### WHAT IS NEEDED
Report how many lines in the listing below include the word "JSON". Write nothing besides the number.

**** DATA FOR PROCESSING

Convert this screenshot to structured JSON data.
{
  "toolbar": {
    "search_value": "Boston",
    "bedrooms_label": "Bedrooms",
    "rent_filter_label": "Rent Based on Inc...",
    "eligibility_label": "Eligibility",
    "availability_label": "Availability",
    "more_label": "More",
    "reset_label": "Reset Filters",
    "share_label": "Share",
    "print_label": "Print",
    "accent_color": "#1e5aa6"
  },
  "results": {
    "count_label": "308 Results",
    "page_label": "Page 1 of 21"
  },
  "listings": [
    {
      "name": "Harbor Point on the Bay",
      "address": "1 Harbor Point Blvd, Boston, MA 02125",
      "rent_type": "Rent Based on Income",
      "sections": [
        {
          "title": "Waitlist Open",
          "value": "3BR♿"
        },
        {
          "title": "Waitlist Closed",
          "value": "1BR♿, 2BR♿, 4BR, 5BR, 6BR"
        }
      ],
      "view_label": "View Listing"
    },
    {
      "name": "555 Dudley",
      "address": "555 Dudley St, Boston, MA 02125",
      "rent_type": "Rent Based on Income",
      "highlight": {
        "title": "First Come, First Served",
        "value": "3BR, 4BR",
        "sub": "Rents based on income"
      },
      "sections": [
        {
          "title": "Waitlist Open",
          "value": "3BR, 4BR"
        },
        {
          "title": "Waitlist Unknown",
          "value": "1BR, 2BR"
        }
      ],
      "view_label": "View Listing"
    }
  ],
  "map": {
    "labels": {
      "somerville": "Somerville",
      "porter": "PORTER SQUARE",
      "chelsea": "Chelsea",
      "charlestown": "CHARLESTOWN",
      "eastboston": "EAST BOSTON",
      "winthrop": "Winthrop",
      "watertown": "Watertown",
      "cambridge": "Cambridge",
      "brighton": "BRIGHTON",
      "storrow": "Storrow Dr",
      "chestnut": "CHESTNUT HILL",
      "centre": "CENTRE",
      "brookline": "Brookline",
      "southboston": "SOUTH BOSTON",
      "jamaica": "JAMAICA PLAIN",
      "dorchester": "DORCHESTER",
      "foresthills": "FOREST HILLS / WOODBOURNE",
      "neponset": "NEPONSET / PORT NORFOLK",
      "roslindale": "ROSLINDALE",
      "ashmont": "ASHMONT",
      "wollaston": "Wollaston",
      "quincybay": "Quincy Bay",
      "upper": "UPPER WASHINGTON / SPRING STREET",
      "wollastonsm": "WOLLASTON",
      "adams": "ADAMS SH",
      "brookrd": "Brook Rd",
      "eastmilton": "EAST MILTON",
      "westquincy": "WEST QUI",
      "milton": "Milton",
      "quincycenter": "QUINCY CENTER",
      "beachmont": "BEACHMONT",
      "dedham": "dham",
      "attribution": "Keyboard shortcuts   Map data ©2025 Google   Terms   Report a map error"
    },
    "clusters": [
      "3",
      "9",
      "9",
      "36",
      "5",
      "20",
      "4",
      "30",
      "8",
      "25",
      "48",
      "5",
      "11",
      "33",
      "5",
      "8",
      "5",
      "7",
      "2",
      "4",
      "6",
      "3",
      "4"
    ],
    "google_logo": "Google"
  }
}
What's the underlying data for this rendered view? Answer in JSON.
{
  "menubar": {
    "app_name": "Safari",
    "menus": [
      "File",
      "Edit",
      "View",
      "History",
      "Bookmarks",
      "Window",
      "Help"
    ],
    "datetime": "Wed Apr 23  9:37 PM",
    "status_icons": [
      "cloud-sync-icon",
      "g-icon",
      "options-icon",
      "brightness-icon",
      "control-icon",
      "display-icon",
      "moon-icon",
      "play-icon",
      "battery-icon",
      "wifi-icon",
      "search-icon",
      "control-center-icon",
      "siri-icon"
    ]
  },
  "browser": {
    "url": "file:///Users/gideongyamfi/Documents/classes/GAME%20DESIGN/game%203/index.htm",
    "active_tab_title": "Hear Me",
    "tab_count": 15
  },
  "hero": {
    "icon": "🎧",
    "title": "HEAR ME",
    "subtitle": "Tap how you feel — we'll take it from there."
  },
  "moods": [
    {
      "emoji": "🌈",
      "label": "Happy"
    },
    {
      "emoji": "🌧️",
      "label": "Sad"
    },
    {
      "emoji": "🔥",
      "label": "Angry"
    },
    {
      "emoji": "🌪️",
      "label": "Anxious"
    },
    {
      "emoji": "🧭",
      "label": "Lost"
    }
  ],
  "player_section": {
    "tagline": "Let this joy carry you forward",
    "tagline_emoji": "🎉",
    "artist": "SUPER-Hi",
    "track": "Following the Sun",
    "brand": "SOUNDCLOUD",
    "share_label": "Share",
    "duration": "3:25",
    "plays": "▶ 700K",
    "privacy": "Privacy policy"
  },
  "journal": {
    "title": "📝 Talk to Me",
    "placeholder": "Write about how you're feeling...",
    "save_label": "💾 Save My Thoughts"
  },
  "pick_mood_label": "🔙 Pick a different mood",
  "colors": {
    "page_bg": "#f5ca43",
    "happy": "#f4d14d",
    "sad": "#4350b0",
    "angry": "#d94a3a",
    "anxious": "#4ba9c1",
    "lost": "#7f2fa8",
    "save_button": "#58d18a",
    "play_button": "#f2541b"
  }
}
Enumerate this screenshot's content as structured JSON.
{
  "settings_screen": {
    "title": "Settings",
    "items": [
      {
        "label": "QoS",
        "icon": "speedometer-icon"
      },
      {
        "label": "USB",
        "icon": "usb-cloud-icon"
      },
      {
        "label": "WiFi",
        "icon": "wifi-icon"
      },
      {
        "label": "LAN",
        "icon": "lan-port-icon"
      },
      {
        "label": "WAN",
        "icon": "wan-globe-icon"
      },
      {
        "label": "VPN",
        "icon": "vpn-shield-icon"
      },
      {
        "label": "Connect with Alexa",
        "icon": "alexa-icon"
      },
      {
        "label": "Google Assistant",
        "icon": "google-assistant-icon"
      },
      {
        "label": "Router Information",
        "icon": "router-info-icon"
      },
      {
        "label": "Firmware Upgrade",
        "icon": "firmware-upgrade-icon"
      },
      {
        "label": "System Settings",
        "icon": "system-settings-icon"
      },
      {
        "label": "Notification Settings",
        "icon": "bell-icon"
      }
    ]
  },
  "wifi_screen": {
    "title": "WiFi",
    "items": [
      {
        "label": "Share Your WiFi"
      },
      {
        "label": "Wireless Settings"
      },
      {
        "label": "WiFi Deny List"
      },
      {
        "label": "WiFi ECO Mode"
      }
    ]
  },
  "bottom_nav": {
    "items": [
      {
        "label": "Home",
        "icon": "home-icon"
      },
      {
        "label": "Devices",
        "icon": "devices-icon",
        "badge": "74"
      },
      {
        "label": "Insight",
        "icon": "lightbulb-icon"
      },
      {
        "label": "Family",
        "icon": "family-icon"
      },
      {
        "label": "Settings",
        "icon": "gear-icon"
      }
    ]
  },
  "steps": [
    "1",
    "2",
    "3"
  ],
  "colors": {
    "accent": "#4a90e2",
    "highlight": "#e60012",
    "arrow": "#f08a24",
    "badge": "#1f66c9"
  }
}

********

### RESPONSE TO THIS TASK
3